Task to complete |
Single out the lines that include the word "spectrum". Copy them.

##### Data in this exercise

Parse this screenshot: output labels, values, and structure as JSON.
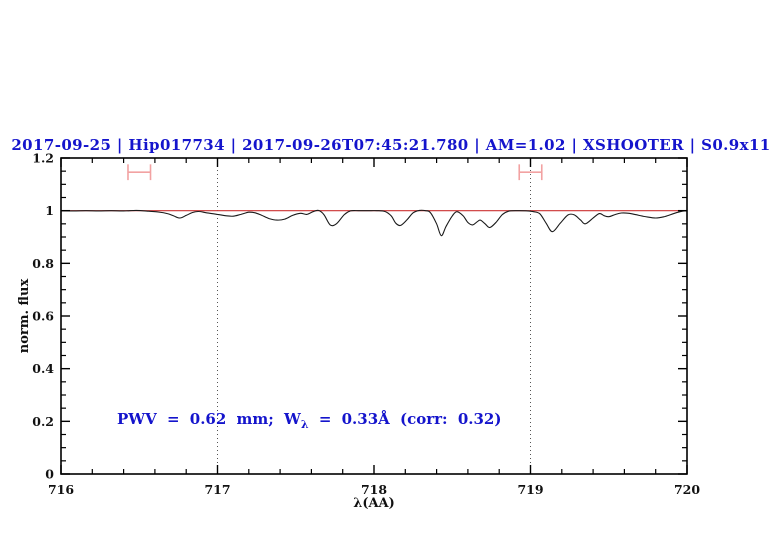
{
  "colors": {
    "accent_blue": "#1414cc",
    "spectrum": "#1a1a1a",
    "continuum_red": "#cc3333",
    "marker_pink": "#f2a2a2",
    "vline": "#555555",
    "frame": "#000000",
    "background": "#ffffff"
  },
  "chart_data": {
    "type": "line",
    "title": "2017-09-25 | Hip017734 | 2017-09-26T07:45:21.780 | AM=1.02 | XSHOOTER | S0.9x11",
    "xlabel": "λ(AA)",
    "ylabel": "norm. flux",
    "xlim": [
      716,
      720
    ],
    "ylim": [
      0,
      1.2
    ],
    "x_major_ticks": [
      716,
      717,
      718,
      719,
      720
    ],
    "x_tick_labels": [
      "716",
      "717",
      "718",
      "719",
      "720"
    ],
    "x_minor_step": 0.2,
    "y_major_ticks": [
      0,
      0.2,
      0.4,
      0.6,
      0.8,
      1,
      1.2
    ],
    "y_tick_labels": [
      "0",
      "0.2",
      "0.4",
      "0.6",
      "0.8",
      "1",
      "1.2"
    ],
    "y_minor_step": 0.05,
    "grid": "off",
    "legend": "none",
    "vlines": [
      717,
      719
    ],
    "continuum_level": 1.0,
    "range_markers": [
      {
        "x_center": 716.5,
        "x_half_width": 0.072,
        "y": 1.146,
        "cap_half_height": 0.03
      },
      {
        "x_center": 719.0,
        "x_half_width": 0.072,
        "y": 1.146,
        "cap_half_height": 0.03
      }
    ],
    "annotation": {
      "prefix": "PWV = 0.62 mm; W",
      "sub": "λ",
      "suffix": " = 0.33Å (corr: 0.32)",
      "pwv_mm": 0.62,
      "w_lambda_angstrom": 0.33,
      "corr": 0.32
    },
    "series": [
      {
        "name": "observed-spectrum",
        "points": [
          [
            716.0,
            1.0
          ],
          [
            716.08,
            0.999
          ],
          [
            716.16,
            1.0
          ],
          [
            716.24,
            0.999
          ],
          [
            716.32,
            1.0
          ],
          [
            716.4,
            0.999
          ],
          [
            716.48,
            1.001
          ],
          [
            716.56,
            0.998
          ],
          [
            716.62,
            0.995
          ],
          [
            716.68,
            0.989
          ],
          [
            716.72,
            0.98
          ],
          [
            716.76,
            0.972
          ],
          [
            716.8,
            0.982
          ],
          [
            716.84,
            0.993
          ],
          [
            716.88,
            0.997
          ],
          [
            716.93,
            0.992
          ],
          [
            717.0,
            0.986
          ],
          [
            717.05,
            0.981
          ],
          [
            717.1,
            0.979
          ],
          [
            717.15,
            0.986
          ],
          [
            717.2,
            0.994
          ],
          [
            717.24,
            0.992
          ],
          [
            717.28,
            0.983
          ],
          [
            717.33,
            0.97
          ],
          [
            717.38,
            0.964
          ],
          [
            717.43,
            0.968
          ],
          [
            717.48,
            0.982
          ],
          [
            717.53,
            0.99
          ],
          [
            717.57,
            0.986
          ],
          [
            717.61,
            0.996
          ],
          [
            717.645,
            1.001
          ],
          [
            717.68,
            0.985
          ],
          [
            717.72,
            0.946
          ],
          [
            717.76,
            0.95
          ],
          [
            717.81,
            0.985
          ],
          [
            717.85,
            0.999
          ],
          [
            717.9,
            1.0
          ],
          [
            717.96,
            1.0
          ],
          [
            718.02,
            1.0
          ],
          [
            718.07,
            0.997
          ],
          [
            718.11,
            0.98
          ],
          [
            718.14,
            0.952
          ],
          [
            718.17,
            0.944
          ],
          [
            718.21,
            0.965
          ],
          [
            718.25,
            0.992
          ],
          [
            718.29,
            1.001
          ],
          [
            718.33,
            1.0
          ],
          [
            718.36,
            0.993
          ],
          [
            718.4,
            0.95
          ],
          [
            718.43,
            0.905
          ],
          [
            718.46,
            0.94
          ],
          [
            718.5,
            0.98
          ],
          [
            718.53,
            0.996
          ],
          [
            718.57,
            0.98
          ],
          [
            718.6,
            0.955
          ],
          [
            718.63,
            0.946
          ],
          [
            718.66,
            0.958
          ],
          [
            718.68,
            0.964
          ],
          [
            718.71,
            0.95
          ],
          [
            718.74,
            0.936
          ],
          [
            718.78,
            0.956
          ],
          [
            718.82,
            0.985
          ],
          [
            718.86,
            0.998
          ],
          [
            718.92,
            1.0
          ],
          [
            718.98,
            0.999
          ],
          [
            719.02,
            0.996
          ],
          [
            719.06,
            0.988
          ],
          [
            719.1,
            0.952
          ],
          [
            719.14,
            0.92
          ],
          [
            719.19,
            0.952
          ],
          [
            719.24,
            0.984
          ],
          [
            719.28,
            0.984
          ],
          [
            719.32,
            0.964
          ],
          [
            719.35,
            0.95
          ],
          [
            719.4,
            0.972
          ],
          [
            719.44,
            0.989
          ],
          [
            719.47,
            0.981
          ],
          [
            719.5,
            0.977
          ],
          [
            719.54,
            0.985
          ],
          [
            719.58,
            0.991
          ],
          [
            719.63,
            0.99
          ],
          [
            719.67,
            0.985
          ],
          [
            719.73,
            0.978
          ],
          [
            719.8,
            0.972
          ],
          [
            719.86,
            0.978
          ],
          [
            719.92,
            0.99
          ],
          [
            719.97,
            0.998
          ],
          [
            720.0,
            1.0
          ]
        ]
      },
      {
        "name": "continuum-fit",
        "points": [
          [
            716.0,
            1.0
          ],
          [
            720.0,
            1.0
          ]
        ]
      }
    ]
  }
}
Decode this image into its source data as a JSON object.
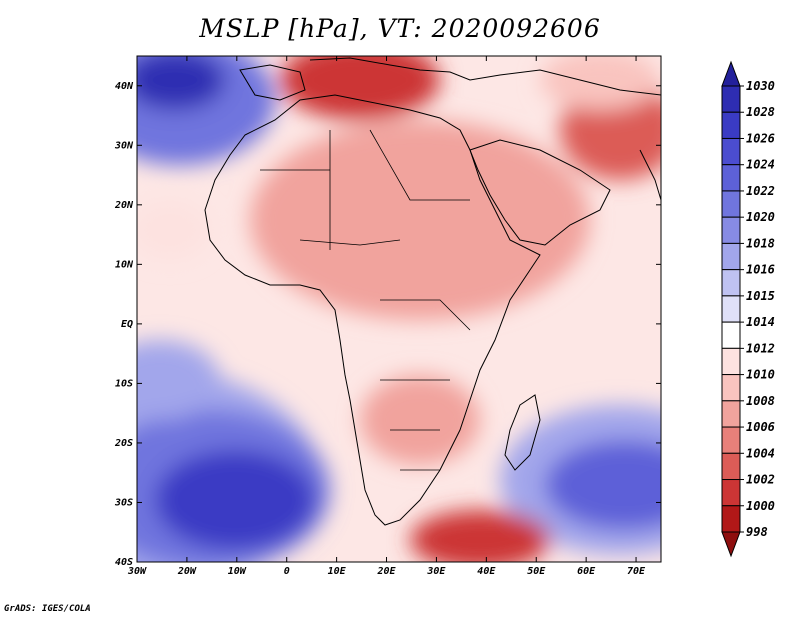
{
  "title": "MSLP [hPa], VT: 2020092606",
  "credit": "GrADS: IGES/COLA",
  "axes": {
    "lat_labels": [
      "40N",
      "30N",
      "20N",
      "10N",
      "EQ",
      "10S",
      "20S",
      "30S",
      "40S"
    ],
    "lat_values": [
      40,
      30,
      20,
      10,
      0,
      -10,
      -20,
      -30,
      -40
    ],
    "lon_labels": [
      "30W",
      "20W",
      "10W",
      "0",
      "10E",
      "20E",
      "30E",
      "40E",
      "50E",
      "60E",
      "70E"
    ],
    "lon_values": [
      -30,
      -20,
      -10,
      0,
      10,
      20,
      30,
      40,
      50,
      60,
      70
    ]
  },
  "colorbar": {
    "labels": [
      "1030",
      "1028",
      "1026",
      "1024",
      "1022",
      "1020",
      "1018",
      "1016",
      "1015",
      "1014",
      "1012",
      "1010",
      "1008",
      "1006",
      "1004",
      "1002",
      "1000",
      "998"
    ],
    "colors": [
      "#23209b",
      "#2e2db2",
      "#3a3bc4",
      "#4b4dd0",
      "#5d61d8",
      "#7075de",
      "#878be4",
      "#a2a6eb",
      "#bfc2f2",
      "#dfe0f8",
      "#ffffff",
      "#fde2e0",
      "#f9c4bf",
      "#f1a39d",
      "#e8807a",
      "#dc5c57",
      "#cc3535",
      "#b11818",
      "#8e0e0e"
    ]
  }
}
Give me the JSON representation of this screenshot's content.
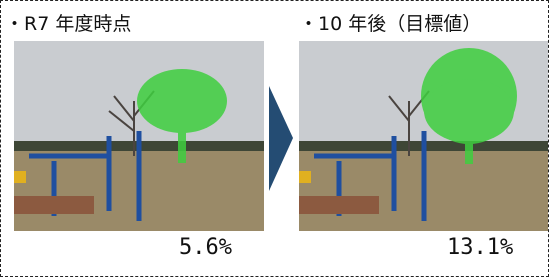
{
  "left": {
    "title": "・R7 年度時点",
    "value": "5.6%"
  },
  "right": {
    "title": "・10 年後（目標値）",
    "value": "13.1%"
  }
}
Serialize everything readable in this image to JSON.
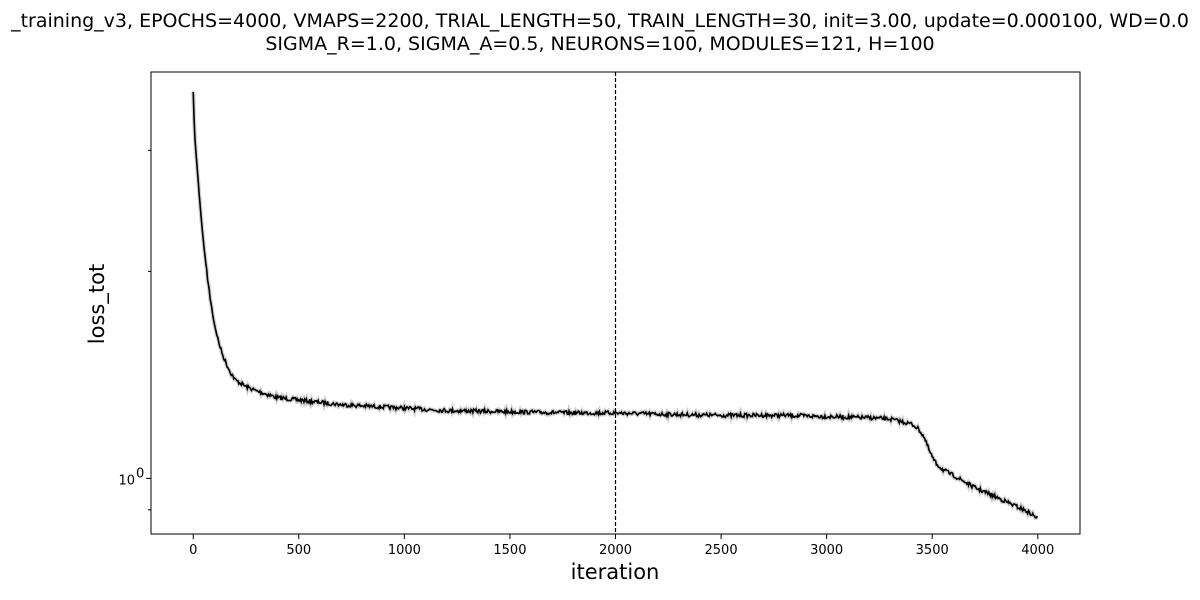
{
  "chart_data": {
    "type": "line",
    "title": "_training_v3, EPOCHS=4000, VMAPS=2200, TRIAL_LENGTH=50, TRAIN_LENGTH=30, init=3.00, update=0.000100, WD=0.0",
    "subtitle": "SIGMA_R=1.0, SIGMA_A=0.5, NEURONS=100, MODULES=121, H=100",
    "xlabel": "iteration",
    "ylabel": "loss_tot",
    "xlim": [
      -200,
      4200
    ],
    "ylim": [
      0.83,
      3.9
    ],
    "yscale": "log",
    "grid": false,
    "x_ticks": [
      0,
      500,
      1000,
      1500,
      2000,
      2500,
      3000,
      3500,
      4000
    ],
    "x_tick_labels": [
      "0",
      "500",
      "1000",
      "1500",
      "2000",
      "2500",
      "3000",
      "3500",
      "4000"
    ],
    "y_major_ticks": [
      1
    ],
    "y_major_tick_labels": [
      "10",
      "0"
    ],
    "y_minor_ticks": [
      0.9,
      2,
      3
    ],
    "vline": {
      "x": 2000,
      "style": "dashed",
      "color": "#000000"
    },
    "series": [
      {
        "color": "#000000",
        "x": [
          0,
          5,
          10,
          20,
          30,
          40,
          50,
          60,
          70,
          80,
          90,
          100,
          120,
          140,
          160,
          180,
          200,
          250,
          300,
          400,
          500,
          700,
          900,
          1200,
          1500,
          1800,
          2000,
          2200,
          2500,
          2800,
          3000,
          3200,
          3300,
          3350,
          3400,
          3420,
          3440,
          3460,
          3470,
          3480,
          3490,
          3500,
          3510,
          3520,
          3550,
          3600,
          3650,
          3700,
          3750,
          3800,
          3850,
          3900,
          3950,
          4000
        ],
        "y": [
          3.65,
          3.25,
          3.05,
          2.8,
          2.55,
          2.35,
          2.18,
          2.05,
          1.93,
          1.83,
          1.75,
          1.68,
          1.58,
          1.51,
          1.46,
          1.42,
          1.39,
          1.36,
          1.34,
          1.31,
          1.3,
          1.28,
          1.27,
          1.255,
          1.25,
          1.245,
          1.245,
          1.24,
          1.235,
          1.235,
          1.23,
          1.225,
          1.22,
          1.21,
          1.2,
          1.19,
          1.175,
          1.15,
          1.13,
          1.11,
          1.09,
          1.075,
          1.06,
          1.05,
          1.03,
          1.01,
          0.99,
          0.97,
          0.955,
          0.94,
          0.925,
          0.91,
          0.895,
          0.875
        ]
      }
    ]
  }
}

##########

Solution |
    "spectrum": "#1a1a1a",
        "name": "observed-spectrum",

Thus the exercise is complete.